[start Material for this exercise]

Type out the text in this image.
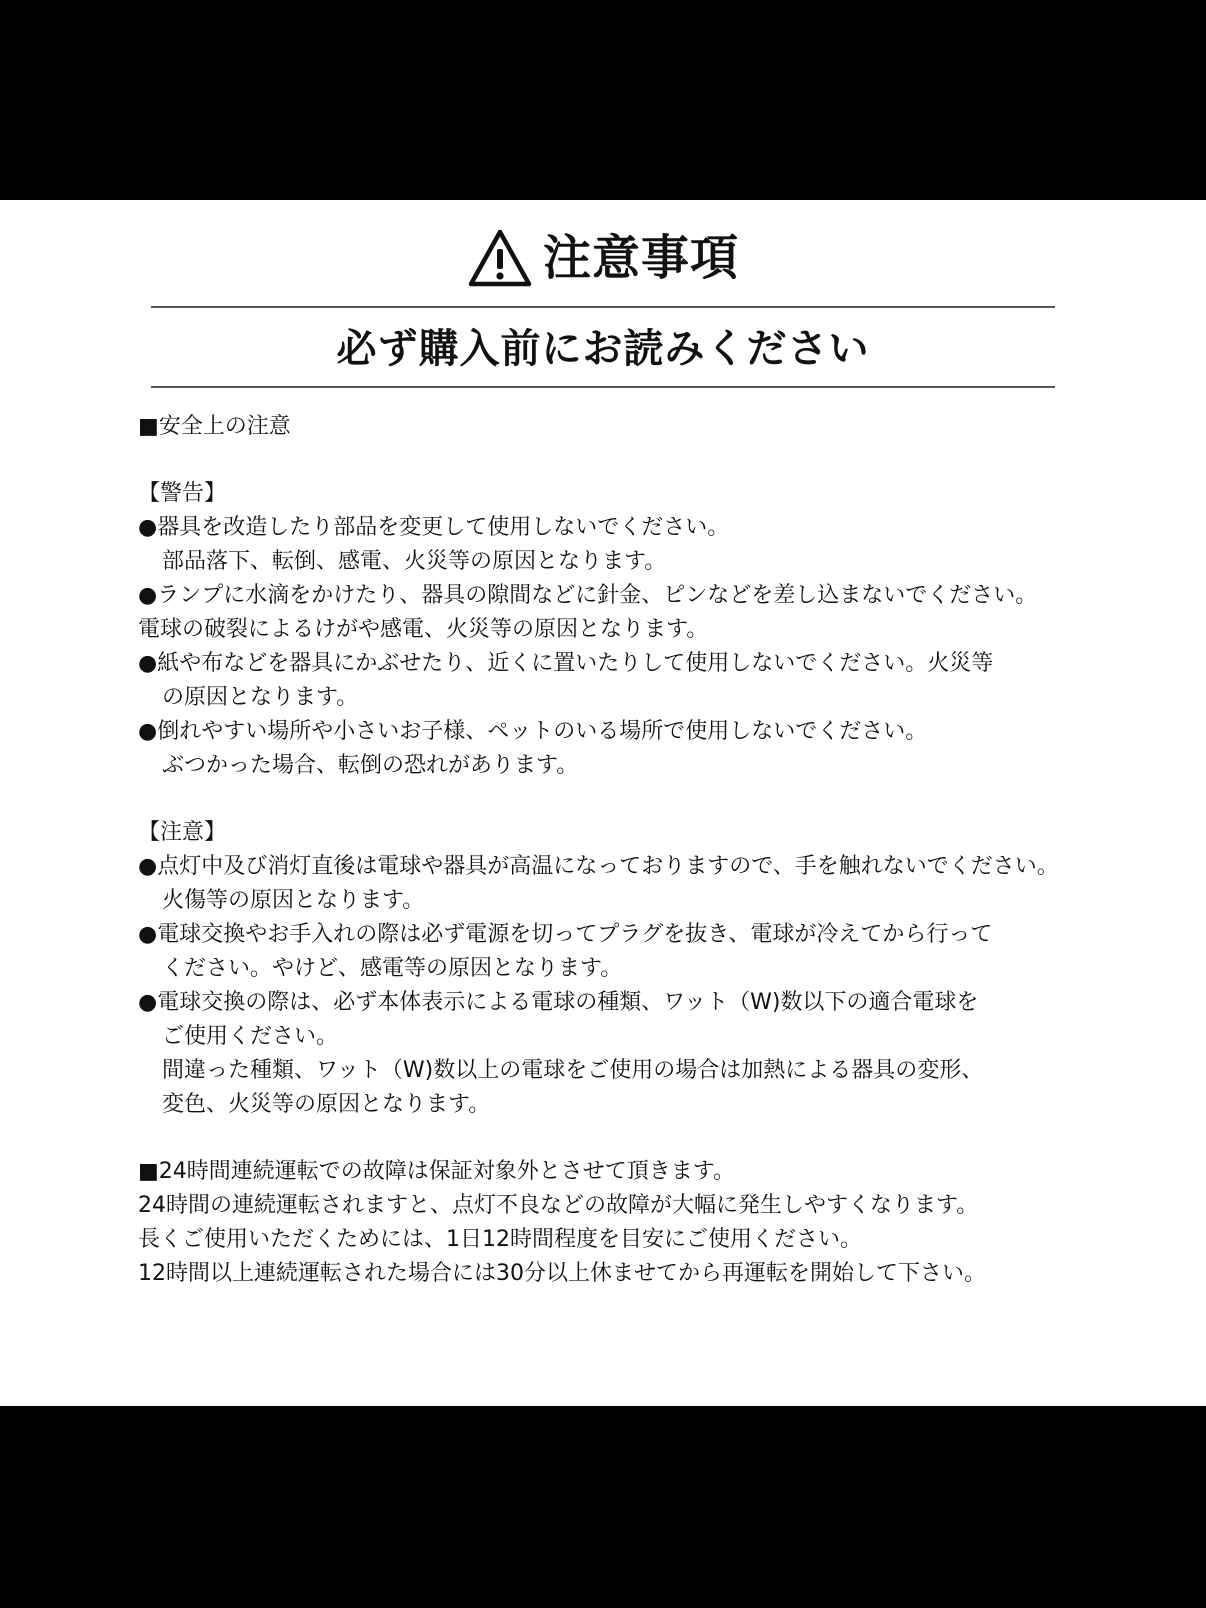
注意事項
必ず購入前にお読みください
■安全上の注意
【警告】
●器具を改造したり部品を変更して使用しないでください。
部品落下、転倒、感電、火災等の原因となります。
●ランプに水滴をかけたり、器具の隙間などに針金、ピンなどを差し込まないでください。
電球の破裂によるけがや感電、火災等の原因となります。
●紙や布などを器具にかぶせたり、近くに置いたりして使用しないでください。火災等
の原因となります。
●倒れやすい場所や小さいお子様、ペットのいる場所で使用しないでください。
ぶつかった場合、転倒の恐れがあります。
【注意】
●点灯中及び消灯直後は電球や器具が高温になっておりますので、手を触れないでください。
火傷等の原因となります。
●電球交換やお手入れの際は必ず電源を切ってプラグを抜き、電球が冷えてから行って
ください。やけど、感電等の原因となります。
●電球交換の際は、必ず本体表示による電球の種類、ワット（W)数以下の適合電球を
ご使用ください。
間違った種類、ワット（W)数以上の電球をご使用の場合は加熱による器具の変形、
変色、火災等の原因となります。
■24時間連続運転での故障は保証対象外とさせて頂きます。
24時間の連続運転されますと、点灯不良などの故障が大幅に発生しやすくなります。
長くご使用いただくためには、1日12時間程度を目安にご使用ください。
12時間以上連続運転された場合には30分以上休ませてから再運転を開始して下さい。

[end Material for this exercise]

What needs to be done:
Transcribe the records above verbatim. Do not carry over any picture.

Solution to the exercise:
Type out the text in this image.
注意事項
必ず購入前にお読みください
■安全上の注意
【警告】
●器具を改造したり部品を変更して使用しないでください。
部品落下、転倒、感電、火災等の原因となります。
●ランプに水滴をかけたり、器具の隙間などに針金、ピンなどを差し込まないでください。
電球の破裂によるけがや感電、火災等の原因となります。
●紙や布などを器具にかぶせたり、近くに置いたりして使用しないでください。火災等
の原因となります。
●倒れやすい場所や小さいお子様、ペットのいる場所で使用しないでください。
ぶつかった場合、転倒の恐れがあります。
【注意】
●点灯中及び消灯直後は電球や器具が高温になっておりますので、手を触れないでください。
火傷等の原因となります。
●電球交換やお手入れの際は必ず電源を切ってプラグを抜き、電球が冷えてから行って
ください。やけど、感電等の原因となります。
●電球交換の際は、必ず本体表示による電球の種類、ワット（W)数以下の適合電球を
ご使用ください。
間違った種類、ワット（W)数以上の電球をご使用の場合は加熱による器具の変形、
変色、火災等の原因となります。
■24時間連続運転での故障は保証対象外とさせて頂きます。
24時間の連続運転されますと、点灯不良などの故障が大幅に発生しやすくなります。
長くご使用いただくためには、1日12時間程度を目安にご使用ください。
12時間以上連続運転された場合には30分以上休ませてから再運転を開始して下さい。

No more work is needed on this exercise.